== GIVEN INFORMATION ==
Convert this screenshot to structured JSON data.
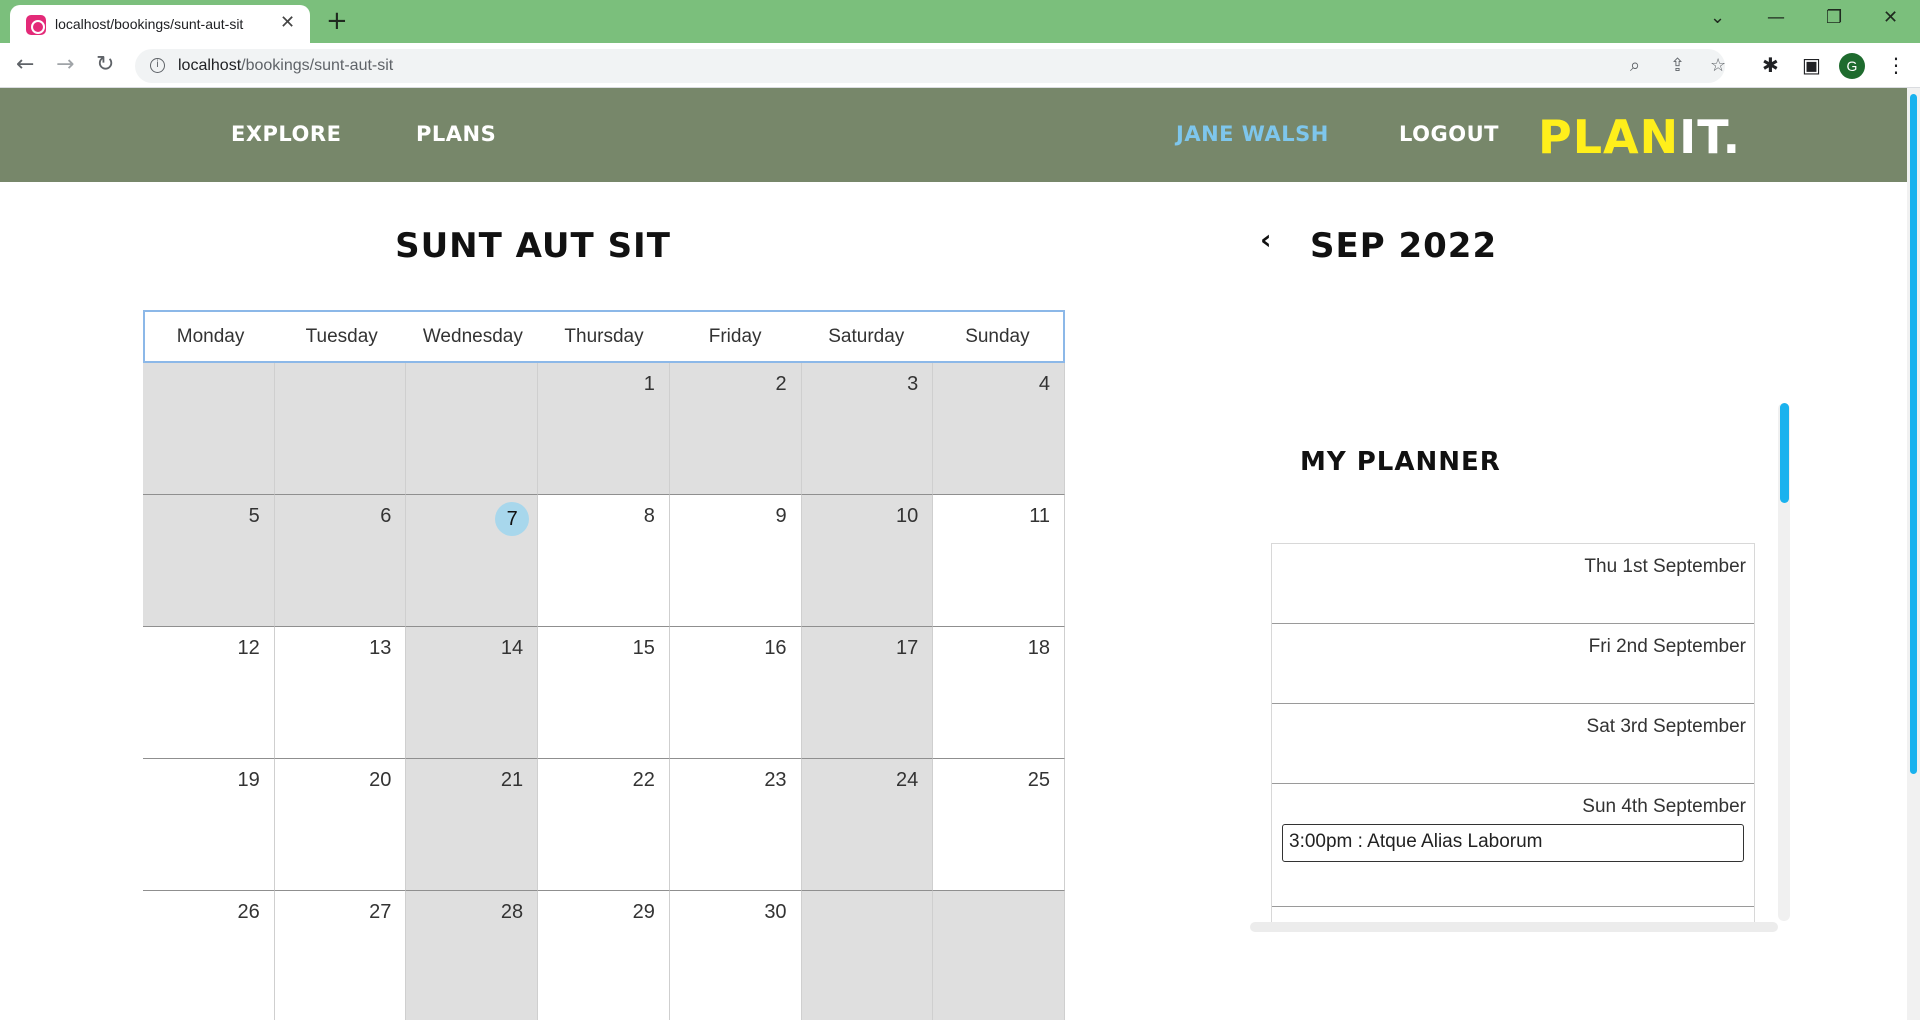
{
  "browser": {
    "tab_title": "localhost/bookings/sunt-aut-sit",
    "url_host": "localhost",
    "url_path": "/bookings/sunt-aut-sit",
    "profile_initial": "G"
  },
  "nav": {
    "explore": "EXPLORE",
    "plans": "PLANS",
    "user": "JANE WALSH",
    "logout": "LOGOUT",
    "logo_a": "PLAN",
    "logo_b": "IT."
  },
  "calendar": {
    "title": "SUNT AUT SIT",
    "month": "SEP 2022",
    "weekdays": [
      "Monday",
      "Tuesday",
      "Wednesday",
      "Thursday",
      "Friday",
      "Saturday",
      "Sunday"
    ],
    "cells": [
      "",
      "",
      "",
      "1",
      "2",
      "3",
      "4",
      "5",
      "6",
      "7",
      "8",
      "9",
      "10",
      "11",
      "12",
      "13",
      "14",
      "15",
      "16",
      "17",
      "18",
      "19",
      "20",
      "21",
      "22",
      "23",
      "24",
      "25",
      "26",
      "27",
      "28",
      "29",
      "30",
      "",
      ""
    ],
    "today": "7"
  },
  "planner": {
    "title": "MY PLANNER",
    "days": [
      {
        "date": "Thu 1st September",
        "event": ""
      },
      {
        "date": "Fri 2nd September",
        "event": ""
      },
      {
        "date": "Sat 3rd September",
        "event": ""
      },
      {
        "date": "Sun 4th September",
        "event": "3:00pm : Atque Alias Laborum"
      }
    ]
  },
  "colors": {
    "tabbar": "#7bbf7c",
    "header": "#77876a",
    "logo_yellow": "#ffef1b",
    "user_link": "#7ec6ec",
    "today_highlight": "#a8d7ec",
    "scroll_accent": "#1ab2ee"
  }
}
===
*GOAL OF THE EXERCISE*: Omit all pictures while transcribing the entries verbatim.

*WRITTEN ANSWER*:
Convert this screenshot to structured JSON data.
{
  "browser": {
    "tab_title": "localhost/bookings/sunt-aut-sit",
    "url_host": "localhost",
    "url_path": "/bookings/sunt-aut-sit",
    "profile_initial": "G"
  },
  "nav": {
    "explore": "EXPLORE",
    "plans": "PLANS",
    "user": "JANE WALSH",
    "logout": "LOGOUT",
    "logo_a": "PLAN",
    "logo_b": "IT."
  },
  "calendar": {
    "title": "SUNT AUT SIT",
    "month": "SEP 2022",
    "weekdays": [
      "Monday",
      "Tuesday",
      "Wednesday",
      "Thursday",
      "Friday",
      "Saturday",
      "Sunday"
    ],
    "cells": [
      "",
      "",
      "",
      "1",
      "2",
      "3",
      "4",
      "5",
      "6",
      "7",
      "8",
      "9",
      "10",
      "11",
      "12",
      "13",
      "14",
      "15",
      "16",
      "17",
      "18",
      "19",
      "20",
      "21",
      "22",
      "23",
      "24",
      "25",
      "26",
      "27",
      "28",
      "29",
      "30",
      "",
      ""
    ],
    "today": "7"
  },
  "planner": {
    "title": "MY PLANNER",
    "days": [
      {
        "date": "Thu 1st September",
        "event": ""
      },
      {
        "date": "Fri 2nd September",
        "event": ""
      },
      {
        "date": "Sat 3rd September",
        "event": ""
      },
      {
        "date": "Sun 4th September",
        "event": "3:00pm : Atque Alias Laborum"
      }
    ]
  },
  "colors": {
    "tabbar": "#7bbf7c",
    "header": "#77876a",
    "logo_yellow": "#ffef1b",
    "user_link": "#7ec6ec",
    "today_highlight": "#a8d7ec",
    "scroll_accent": "#1ab2ee"
  }
}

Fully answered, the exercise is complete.